### WHAT IS ASKED:
Output every entry exactly as given.

══════════

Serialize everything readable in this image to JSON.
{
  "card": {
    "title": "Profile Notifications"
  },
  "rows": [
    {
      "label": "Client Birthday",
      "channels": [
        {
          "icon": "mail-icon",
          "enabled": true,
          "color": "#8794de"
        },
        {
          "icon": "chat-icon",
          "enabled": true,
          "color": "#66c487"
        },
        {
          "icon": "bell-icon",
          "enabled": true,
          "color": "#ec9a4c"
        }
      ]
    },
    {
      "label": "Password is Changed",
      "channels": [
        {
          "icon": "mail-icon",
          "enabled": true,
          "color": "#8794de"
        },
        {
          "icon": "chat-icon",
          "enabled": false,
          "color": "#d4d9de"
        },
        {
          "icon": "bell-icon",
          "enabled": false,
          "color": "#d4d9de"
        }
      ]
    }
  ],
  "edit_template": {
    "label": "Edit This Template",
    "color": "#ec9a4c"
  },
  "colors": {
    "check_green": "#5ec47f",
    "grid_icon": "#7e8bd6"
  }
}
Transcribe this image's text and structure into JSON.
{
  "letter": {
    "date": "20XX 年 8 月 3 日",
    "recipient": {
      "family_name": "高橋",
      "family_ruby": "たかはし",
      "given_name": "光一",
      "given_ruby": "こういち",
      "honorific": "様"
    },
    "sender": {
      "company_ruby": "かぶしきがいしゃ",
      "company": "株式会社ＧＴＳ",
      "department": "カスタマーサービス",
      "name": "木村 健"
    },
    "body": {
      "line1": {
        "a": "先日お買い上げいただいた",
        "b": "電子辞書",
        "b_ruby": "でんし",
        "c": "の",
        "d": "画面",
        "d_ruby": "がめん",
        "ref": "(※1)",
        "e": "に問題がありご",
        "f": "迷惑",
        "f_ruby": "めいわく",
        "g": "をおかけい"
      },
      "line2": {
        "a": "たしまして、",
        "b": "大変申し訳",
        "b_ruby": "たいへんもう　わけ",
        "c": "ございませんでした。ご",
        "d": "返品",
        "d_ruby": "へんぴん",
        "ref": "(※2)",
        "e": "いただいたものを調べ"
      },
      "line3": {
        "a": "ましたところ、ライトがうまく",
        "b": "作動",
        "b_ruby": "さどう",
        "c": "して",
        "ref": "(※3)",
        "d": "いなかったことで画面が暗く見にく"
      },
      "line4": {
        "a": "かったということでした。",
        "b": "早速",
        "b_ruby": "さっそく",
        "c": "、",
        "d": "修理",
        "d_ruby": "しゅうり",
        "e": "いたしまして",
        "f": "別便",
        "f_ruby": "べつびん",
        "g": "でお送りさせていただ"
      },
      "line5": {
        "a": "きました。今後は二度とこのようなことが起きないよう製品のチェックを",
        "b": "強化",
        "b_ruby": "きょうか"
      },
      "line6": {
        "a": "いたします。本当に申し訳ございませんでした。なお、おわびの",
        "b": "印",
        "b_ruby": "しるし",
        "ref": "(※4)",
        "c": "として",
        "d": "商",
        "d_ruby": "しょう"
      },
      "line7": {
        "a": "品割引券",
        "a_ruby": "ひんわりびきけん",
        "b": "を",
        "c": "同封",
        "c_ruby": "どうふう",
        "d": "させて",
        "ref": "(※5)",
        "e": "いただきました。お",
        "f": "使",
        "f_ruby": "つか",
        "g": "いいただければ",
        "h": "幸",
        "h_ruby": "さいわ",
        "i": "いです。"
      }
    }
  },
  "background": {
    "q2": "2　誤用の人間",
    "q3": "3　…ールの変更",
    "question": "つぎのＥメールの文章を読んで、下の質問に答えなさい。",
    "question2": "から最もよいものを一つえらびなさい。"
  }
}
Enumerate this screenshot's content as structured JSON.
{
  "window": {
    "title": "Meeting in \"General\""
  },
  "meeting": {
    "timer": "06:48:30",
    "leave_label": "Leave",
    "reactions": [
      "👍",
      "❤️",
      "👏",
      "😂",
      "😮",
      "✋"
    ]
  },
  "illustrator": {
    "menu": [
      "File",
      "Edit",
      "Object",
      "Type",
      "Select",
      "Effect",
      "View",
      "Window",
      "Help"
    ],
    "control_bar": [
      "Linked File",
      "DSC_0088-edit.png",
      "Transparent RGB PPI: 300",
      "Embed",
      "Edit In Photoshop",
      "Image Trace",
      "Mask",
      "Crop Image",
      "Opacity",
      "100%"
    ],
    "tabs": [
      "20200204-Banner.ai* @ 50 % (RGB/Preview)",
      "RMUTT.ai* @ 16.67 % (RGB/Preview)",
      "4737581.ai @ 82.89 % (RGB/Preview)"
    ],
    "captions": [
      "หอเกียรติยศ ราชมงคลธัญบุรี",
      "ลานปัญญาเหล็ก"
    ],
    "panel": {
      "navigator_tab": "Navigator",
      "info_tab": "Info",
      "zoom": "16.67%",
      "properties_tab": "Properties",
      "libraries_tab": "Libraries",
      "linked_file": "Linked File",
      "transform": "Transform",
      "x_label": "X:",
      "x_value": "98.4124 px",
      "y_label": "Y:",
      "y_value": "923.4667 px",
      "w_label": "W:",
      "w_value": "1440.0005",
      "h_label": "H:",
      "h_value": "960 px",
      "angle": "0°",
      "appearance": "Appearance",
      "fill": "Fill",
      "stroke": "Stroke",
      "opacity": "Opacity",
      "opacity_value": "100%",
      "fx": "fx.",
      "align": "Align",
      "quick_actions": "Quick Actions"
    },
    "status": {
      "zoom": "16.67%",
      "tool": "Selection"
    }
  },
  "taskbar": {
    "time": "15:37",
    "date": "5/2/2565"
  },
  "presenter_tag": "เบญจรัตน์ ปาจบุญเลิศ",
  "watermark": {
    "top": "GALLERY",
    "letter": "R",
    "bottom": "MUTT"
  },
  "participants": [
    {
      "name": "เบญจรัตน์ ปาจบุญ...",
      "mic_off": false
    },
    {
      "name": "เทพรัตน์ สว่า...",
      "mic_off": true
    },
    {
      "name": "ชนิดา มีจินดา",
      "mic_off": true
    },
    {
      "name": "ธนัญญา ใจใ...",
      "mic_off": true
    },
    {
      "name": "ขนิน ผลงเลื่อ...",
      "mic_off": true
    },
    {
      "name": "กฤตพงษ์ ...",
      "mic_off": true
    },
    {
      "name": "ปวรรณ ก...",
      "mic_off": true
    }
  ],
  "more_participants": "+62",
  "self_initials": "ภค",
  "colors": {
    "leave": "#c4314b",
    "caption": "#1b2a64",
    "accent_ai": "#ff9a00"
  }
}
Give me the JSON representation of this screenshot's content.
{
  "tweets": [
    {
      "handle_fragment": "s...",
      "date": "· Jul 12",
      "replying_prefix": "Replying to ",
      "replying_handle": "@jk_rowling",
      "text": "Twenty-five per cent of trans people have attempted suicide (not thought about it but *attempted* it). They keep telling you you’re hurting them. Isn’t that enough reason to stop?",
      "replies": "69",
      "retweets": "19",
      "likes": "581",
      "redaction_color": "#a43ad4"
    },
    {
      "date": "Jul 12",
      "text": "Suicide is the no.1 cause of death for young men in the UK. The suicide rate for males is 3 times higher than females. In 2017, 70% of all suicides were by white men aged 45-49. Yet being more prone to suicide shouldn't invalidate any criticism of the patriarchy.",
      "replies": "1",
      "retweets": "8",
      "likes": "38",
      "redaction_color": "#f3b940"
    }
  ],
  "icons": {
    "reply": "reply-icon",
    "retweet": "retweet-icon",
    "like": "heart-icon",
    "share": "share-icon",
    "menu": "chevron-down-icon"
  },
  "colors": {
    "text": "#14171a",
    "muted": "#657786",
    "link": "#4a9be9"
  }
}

══════════

### FULL RESPONSE:
Serialize everything readable in this image to JSON.
{
  "card": {
    "title": "Profile Notifications"
  },
  "rows": [
    {
      "label": "Client Birthday",
      "channels": [
        {
          "icon": "mail-icon",
          "enabled": true,
          "color": "#8794de"
        },
        {
          "icon": "chat-icon",
          "enabled": true,
          "color": "#66c487"
        },
        {
          "icon": "bell-icon",
          "enabled": true,
          "color": "#ec9a4c"
        }
      ]
    },
    {
      "label": "Password is Changed",
      "channels": [
        {
          "icon": "mail-icon",
          "enabled": true,
          "color": "#8794de"
        },
        {
          "icon": "chat-icon",
          "enabled": false,
          "color": "#d4d9de"
        },
        {
          "icon": "bell-icon",
          "enabled": false,
          "color": "#d4d9de"
        }
      ]
    }
  ],
  "edit_template": {
    "label": "Edit This Template",
    "color": "#ec9a4c"
  },
  "colors": {
    "check_green": "#5ec47f",
    "grid_icon": "#7e8bd6"
  }
}
Transcribe this image's text and structure into JSON.
{
  "letter": {
    "date": "20XX 年 8 月 3 日",
    "recipient": {
      "family_name": "高橋",
      "family_ruby": "たかはし",
      "given_name": "光一",
      "given_ruby": "こういち",
      "honorific": "様"
    },
    "sender": {
      "company_ruby": "かぶしきがいしゃ",
      "company": "株式会社ＧＴＳ",
      "department": "カスタマーサービス",
      "name": "木村 健"
    },
    "body": {
      "line1": {
        "a": "先日お買い上げいただいた",
        "b": "電子辞書",
        "b_ruby": "でんし",
        "c": "の",
        "d": "画面",
        "d_ruby": "がめん",
        "ref": "(※1)",
        "e": "に問題がありご",
        "f": "迷惑",
        "f_ruby": "めいわく",
        "g": "をおかけい"
      },
      "line2": {
        "a": "たしまして、",
        "b": "大変申し訳",
        "b_ruby": "たいへんもう　わけ",
        "c": "ございませんでした。ご",
        "d": "返品",
        "d_ruby": "へんぴん",
        "ref": "(※2)",
        "e": "いただいたものを調べ"
      },
      "line3": {
        "a": "ましたところ、ライトがうまく",
        "b": "作動",
        "b_ruby": "さどう",
        "c": "して",
        "ref": "(※3)",
        "d": "いなかったことで画面が暗く見にく"
      },
      "line4": {
        "a": "かったということでした。",
        "b": "早速",
        "b_ruby": "さっそく",
        "c": "、",
        "d": "修理",
        "d_ruby": "しゅうり",
        "e": "いたしまして",
        "f": "別便",
        "f_ruby": "べつびん",
        "g": "でお送りさせていただ"
      },
      "line5": {
        "a": "きました。今後は二度とこのようなことが起きないよう製品のチェックを",
        "b": "強化",
        "b_ruby": "きょうか"
      },
      "line6": {
        "a": "いたします。本当に申し訳ございませんでした。なお、おわびの",
        "b": "印",
        "b_ruby": "しるし",
        "ref": "(※4)",
        "c": "として",
        "d": "商",
        "d_ruby": "しょう"
      },
      "line7": {
        "a": "品割引券",
        "a_ruby": "ひんわりびきけん",
        "b": "を",
        "c": "同封",
        "c_ruby": "どうふう",
        "d": "させて",
        "ref": "(※5)",
        "e": "いただきました。お",
        "f": "使",
        "f_ruby": "つか",
        "g": "いいただければ",
        "h": "幸",
        "h_ruby": "さいわ",
        "i": "いです。"
      }
    }
  },
  "background": {
    "q2": "2　誤用の人間",
    "q3": "3　…ールの変更",
    "question": "つぎのＥメールの文章を読んで、下の質問に答えなさい。",
    "question2": "から最もよいものを一つえらびなさい。"
  }
}
Enumerate this screenshot's content as structured JSON.
{
  "window": {
    "title": "Meeting in \"General\""
  },
  "meeting": {
    "timer": "06:48:30",
    "leave_label": "Leave",
    "reactions": [
      "👍",
      "❤️",
      "👏",
      "😂",
      "😮",
      "✋"
    ]
  },
  "illustrator": {
    "menu": [
      "File",
      "Edit",
      "Object",
      "Type",
      "Select",
      "Effect",
      "View",
      "Window",
      "Help"
    ],
    "control_bar": [
      "Linked File",
      "DSC_0088-edit.png",
      "Transparent RGB PPI: 300",
      "Embed",
      "Edit In Photoshop",
      "Image Trace",
      "Mask",
      "Crop Image",
      "Opacity",
      "100%"
    ],
    "tabs": [
      "20200204-Banner.ai* @ 50 % (RGB/Preview)",
      "RMUTT.ai* @ 16.67 % (RGB/Preview)",
      "4737581.ai @ 82.89 % (RGB/Preview)"
    ],
    "captions": [
      "หอเกียรติยศ ราชมงคลธัญบุรี",
      "ลานปัญญาเหล็ก"
    ],
    "panel": {
      "navigator_tab": "Navigator",
      "info_tab": "Info",
      "zoom": "16.67%",
      "properties_tab": "Properties",
      "libraries_tab": "Libraries",
      "linked_file": "Linked File",
      "transform": "Transform",
      "x_label": "X:",
      "x_value": "98.4124 px",
      "y_label": "Y:",
      "y_value": "923.4667 px",
      "w_label": "W:",
      "w_value": "1440.0005",
      "h_label": "H:",
      "h_value": "960 px",
      "angle": "0°",
      "appearance": "Appearance",
      "fill": "Fill",
      "stroke": "Stroke",
      "opacity": "Opacity",
      "opacity_value": "100%",
      "fx": "fx.",
      "align": "Align",
      "quick_actions": "Quick Actions"
    },
    "status": {
      "zoom": "16.67%",
      "tool": "Selection"
    }
  },
  "taskbar": {
    "time": "15:37",
    "date": "5/2/2565"
  },
  "presenter_tag": "เบญจรัตน์ ปาจบุญเลิศ",
  "watermark": {
    "top": "GALLERY",
    "letter": "R",
    "bottom": "MUTT"
  },
  "participants": [
    {
      "name": "เบญจรัตน์ ปาจบุญ...",
      "mic_off": false
    },
    {
      "name": "เทพรัตน์ สว่า...",
      "mic_off": true
    },
    {
      "name": "ชนิดา มีจินดา",
      "mic_off": true
    },
    {
      "name": "ธนัญญา ใจใ...",
      "mic_off": true
    },
    {
      "name": "ขนิน ผลงเลื่อ...",
      "mic_off": true
    },
    {
      "name": "กฤตพงษ์ ...",
      "mic_off": true
    },
    {
      "name": "ปวรรณ ก...",
      "mic_off": true
    }
  ],
  "more_participants": "+62",
  "self_initials": "ภค",
  "colors": {
    "leave": "#c4314b",
    "caption": "#1b2a64",
    "accent_ai": "#ff9a00"
  }
}
Give me the JSON representation of this screenshot's content.
{
  "tweets": [
    {
      "handle_fragment": "s...",
      "date": "· Jul 12",
      "replying_prefix": "Replying to ",
      "replying_handle": "@jk_rowling",
      "text": "Twenty-five per cent of trans people have attempted suicide (not thought about it but *attempted* it). They keep telling you you’re hurting them. Isn’t that enough reason to stop?",
      "replies": "69",
      "retweets": "19",
      "likes": "581",
      "redaction_color": "#a43ad4"
    },
    {
      "date": "Jul 12",
      "text": "Suicide is the no.1 cause of death for young men in the UK. The suicide rate for males is 3 times higher than females. In 2017, 70% of all suicides were by white men aged 45-49. Yet being more prone to suicide shouldn't invalidate any criticism of the patriarchy.",
      "replies": "1",
      "retweets": "8",
      "likes": "38",
      "redaction_color": "#f3b940"
    }
  ],
  "icons": {
    "reply": "reply-icon",
    "retweet": "retweet-icon",
    "like": "heart-icon",
    "share": "share-icon",
    "menu": "chevron-down-icon"
  },
  "colors": {
    "text": "#14171a",
    "muted": "#657786",
    "link": "#4a9be9"
  }
}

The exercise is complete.